### WHAT IS NEEDED
Go through the records and copy each line where the word "supply" occurs.

>> start DATASET ROWS

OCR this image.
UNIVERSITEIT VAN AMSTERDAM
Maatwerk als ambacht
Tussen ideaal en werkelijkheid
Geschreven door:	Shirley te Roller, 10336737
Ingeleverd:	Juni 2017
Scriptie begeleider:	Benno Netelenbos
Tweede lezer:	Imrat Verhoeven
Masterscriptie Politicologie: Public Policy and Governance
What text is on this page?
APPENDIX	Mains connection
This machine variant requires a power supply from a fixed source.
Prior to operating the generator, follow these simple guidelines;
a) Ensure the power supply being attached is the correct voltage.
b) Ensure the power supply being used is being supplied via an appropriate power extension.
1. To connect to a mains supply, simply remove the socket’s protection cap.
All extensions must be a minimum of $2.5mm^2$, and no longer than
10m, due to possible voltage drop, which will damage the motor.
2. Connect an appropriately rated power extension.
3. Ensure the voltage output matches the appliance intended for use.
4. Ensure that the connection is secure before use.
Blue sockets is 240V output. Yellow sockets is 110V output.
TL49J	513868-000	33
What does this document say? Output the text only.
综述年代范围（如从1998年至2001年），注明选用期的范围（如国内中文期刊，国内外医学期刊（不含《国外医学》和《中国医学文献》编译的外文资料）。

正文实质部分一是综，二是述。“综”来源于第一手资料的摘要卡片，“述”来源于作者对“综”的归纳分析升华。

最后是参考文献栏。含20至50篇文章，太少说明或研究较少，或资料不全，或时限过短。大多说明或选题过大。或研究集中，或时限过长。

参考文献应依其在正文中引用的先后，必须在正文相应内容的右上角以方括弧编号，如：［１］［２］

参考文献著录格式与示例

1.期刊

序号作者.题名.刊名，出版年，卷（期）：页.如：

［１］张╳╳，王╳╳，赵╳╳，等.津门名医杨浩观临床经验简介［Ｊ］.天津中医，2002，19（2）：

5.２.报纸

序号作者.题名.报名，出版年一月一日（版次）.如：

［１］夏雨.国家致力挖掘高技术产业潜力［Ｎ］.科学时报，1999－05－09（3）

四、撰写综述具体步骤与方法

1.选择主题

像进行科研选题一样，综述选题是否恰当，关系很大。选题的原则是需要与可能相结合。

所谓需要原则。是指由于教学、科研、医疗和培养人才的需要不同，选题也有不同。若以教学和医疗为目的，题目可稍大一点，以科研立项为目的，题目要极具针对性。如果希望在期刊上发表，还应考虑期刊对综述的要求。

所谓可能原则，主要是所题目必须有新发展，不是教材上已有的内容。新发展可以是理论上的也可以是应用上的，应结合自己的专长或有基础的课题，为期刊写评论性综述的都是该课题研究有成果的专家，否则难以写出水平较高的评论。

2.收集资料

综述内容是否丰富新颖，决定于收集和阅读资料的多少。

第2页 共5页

>> end DATASET ROWS

### EXERCISE RESULT
This machine variant requires a power supply from a fixed source.
a) Ensure the power supply being attached is the correct voltage.
b) Ensure the power supply being used is being supplied via an appropriate power extension.
1. To connect to a mains supply, simply remove the socket’s protection cap.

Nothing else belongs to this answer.